Exercise task. Work out how many lines of the records contain "left". Answer with the number and nothing else.

Records.
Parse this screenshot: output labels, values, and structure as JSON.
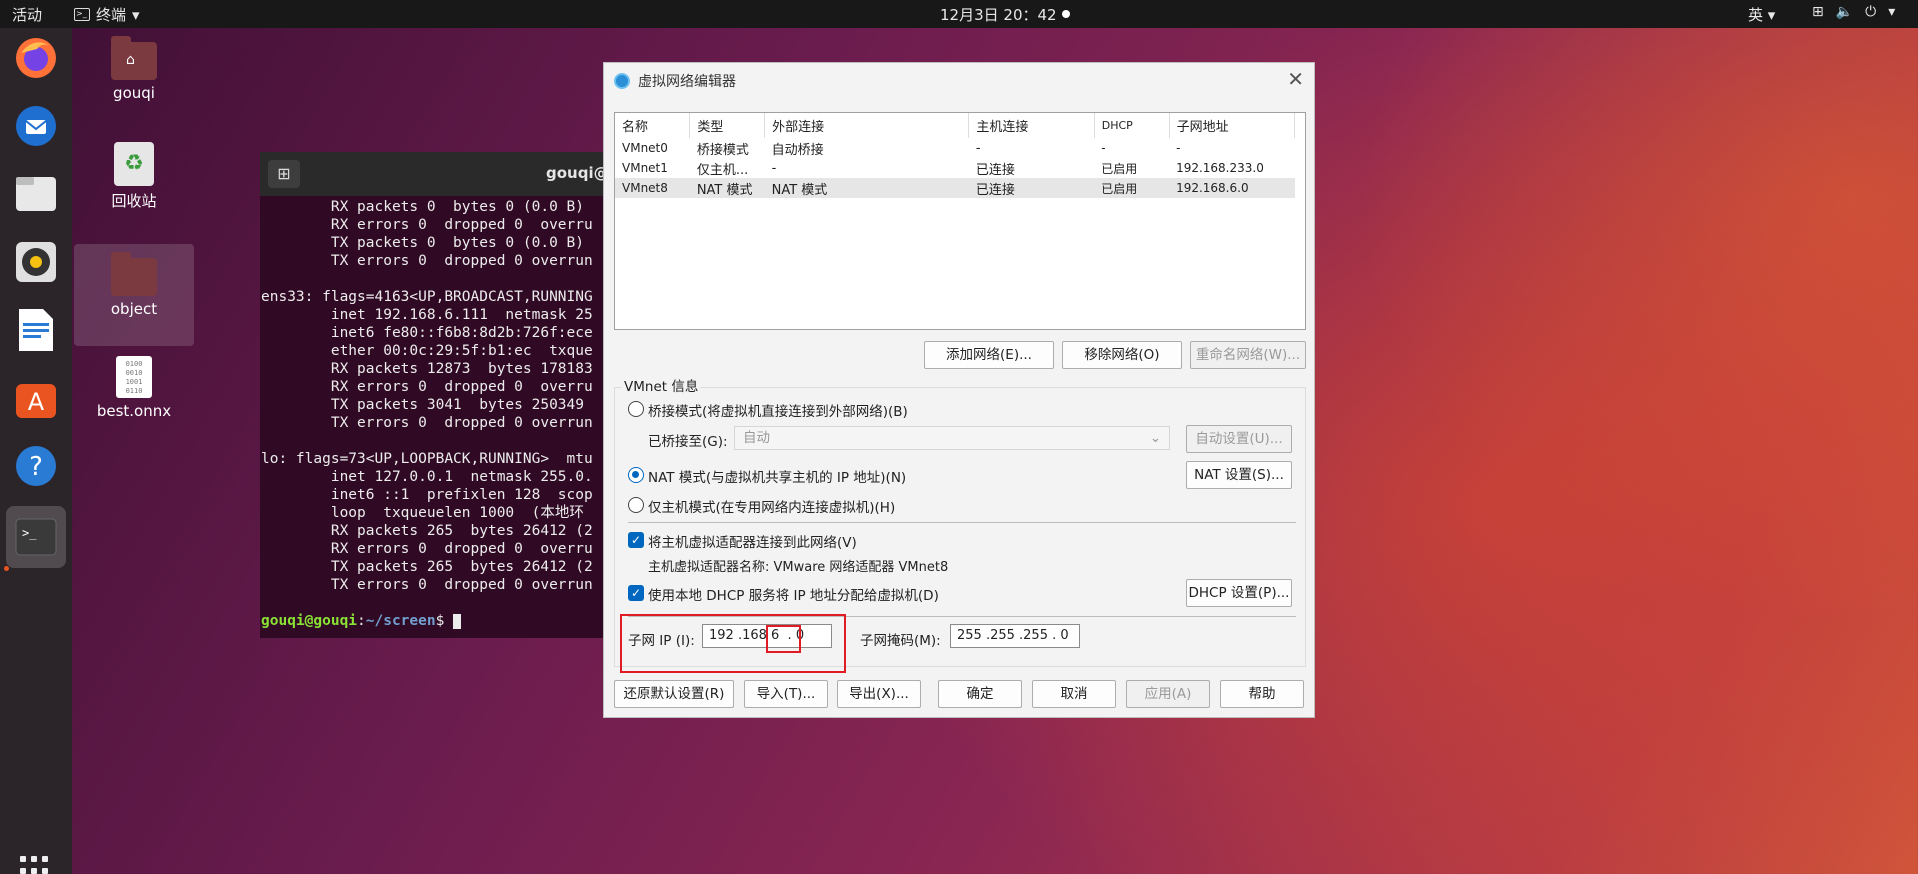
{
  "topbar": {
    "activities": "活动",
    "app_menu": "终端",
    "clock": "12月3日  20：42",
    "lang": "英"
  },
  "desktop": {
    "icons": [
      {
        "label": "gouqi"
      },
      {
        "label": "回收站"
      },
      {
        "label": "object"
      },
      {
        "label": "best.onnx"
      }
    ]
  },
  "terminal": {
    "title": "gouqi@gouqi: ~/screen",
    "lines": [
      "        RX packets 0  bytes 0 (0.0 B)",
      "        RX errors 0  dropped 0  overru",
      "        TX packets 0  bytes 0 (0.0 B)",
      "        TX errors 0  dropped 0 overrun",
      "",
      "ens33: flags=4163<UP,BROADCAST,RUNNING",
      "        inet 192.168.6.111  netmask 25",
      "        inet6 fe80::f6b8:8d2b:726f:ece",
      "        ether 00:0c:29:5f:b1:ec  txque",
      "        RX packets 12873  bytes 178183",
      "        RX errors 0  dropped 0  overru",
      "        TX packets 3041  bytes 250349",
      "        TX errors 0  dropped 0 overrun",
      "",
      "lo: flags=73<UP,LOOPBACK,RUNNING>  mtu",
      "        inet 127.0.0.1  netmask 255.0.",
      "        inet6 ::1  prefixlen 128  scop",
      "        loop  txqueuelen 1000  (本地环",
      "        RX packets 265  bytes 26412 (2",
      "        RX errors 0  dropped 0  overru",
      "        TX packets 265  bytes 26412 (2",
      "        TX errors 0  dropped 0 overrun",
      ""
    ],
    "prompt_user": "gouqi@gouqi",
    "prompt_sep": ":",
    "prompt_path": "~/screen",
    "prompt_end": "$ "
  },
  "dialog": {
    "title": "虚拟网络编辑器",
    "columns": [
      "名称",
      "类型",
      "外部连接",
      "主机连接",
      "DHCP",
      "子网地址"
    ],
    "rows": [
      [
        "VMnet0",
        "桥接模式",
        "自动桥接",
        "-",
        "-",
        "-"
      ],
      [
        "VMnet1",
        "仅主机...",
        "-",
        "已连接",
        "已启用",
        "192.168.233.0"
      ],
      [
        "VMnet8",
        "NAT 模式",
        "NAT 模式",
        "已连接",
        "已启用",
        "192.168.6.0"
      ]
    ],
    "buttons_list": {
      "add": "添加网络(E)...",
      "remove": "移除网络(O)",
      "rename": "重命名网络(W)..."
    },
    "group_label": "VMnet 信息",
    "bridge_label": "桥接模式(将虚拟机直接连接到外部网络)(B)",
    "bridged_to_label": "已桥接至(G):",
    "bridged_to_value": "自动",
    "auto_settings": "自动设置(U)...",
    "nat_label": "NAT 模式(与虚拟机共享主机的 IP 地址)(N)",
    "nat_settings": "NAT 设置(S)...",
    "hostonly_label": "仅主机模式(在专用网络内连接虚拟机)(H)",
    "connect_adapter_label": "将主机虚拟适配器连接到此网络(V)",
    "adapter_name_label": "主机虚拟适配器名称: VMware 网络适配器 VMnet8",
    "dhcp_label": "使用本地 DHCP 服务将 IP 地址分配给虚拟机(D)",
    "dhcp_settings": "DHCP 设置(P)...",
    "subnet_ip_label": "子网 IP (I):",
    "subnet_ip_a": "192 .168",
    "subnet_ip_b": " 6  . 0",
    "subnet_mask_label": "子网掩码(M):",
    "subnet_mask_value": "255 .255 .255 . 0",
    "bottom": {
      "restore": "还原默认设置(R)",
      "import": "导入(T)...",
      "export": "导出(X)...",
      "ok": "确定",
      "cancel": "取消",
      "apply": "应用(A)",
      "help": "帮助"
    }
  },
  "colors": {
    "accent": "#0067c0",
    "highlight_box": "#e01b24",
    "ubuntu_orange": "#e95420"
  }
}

--

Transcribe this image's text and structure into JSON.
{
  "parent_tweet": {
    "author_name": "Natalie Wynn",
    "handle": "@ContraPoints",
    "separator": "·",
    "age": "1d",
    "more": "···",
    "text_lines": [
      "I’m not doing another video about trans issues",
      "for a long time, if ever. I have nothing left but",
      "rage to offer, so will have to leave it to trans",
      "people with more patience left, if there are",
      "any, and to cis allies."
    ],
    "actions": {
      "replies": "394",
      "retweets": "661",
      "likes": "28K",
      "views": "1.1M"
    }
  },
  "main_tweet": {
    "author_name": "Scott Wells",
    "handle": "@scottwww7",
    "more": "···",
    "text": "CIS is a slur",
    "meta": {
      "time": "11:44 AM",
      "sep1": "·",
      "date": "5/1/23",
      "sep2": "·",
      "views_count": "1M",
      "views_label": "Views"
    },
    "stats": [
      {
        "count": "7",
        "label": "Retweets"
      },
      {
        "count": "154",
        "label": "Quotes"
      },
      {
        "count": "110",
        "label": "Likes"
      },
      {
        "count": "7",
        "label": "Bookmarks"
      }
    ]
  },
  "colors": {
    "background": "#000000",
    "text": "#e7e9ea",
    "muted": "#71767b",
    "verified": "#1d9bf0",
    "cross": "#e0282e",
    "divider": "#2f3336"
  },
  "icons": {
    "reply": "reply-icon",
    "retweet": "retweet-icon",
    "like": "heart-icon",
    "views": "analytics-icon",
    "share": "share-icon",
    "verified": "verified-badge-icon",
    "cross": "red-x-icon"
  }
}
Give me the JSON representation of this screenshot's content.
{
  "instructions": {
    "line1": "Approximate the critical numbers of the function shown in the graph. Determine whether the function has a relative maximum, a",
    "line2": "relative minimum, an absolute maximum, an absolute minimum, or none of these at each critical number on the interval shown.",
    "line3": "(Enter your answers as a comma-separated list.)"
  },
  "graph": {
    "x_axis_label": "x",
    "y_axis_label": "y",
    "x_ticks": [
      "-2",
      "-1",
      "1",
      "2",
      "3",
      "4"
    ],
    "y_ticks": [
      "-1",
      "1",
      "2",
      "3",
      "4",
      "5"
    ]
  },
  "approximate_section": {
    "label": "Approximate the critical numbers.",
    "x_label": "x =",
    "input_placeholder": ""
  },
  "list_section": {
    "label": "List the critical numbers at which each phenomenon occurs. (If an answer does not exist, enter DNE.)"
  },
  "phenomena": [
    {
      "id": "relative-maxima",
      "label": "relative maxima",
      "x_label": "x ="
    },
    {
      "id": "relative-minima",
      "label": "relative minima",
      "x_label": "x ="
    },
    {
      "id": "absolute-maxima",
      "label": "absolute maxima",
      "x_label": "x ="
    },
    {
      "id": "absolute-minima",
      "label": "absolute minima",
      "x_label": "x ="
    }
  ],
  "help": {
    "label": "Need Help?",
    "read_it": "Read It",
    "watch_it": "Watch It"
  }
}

Result. 2